─── RECORD LIST ───

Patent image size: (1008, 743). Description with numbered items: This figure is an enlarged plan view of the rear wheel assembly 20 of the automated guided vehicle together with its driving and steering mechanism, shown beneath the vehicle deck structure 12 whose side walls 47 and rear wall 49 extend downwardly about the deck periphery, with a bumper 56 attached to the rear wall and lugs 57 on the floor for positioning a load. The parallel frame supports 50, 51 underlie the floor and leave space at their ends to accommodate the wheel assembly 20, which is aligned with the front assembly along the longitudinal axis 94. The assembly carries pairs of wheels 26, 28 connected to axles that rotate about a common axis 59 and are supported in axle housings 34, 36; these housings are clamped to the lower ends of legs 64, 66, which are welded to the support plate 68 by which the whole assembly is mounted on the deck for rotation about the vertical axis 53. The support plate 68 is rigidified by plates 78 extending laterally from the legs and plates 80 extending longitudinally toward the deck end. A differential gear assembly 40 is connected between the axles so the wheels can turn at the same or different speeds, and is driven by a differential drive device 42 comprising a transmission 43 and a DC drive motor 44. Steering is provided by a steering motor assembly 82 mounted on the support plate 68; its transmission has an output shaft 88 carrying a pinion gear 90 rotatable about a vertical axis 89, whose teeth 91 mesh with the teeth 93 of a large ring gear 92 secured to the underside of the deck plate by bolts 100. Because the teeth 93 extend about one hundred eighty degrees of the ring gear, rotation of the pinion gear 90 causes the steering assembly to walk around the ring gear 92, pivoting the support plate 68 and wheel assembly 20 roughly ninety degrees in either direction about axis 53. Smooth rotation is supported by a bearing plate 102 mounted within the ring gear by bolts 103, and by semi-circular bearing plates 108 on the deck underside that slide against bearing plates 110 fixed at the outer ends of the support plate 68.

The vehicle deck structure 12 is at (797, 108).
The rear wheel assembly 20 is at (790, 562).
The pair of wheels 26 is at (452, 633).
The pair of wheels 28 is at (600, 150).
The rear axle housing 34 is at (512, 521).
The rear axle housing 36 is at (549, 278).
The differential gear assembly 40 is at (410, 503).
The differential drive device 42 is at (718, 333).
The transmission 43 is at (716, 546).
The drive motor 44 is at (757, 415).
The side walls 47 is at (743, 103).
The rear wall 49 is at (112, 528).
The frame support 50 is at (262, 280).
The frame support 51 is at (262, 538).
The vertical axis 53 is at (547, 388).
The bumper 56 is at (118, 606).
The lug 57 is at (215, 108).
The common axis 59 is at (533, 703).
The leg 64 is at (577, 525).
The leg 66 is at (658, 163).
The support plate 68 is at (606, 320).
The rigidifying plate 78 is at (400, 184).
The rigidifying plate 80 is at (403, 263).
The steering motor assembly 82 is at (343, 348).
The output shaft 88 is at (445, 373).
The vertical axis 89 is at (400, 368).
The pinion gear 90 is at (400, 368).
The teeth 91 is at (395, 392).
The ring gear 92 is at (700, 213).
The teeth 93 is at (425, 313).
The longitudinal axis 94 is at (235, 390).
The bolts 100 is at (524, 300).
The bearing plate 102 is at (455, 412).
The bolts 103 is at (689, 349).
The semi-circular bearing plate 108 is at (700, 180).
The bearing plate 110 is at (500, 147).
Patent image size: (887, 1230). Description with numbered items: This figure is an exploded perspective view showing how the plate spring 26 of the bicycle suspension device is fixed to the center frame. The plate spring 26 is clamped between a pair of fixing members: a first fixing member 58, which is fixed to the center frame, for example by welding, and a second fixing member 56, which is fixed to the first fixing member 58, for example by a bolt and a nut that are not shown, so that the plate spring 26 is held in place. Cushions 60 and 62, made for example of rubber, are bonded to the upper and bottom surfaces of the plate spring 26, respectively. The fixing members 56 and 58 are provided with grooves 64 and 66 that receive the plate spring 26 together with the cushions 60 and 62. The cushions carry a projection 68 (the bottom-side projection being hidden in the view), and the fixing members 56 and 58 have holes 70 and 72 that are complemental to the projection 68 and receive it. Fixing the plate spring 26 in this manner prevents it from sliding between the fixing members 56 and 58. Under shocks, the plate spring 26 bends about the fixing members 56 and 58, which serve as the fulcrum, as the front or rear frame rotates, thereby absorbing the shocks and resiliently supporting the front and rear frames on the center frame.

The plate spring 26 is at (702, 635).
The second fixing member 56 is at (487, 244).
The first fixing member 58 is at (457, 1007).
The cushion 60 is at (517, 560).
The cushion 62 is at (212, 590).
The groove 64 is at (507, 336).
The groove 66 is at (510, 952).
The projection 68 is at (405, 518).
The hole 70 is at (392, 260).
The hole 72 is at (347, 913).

───

SHORT PROBLEM -
Can you give the lines of the records above, from the one containing "Patent image size: (887, 1230)." through the last line, inclusive, as a numbered list with blank lines left out?

THE ANSWER -
1. Patent image size: (887, 1230). Description with numbered items: This figure is an exploded perspective view showing how the plate spring 26 of the bicycle suspension device is fixed to the center frame. The plate spring 26 is clamped between a pair of fixing members: a first fixing member 58, which is fixed to the center frame, for example by welding, and a second fixing member 56, which is fixed to the first fixing member 58, for example by a bolt and a nut that are not shown, so that the plate spring 26 is held in place. Cushions 60 and 62, made for example of rubber, are bonded to the upper and bottom surfaces of the plate spring 26, respectively. The fixing members 56 and 58 are provided with grooves 64 and 66 that receive the plate spring 26 together with the cushions 60 and 62. The cushions carry a projection 68 (the bottom-side projection being hidden in the view), and the fixing members 56 and 58 have holes 70 and 72 that are complemental to the projection 68 and receive it. Fixing the plate spring 26 in this manner prevents it from sliding between the fixing members 56 and 58. Under shocks, the plate spring 26 bends about the fixing members 56 and 58, which serve as the fulcrum, as the front or rear frame rotates, thereby absorbing the shocks and resiliently supporting the front and rear frames on the center frame.
2. The plate spring 26 is at (702, 635).
3. The second fixing member 56 is at (487, 244).
4. The first fixing member 58 is at (457, 1007).
5. The cushion 60 is at (517, 560).
6. The cushion 62 is at (212, 590).
7. The groove 64 is at (507, 336).
8. The groove 66 is at (510, 952).
9. The projection 68 is at (405, 518).
10. The hole 70 is at (392, 260).
11. The hole 72 is at (347, 913).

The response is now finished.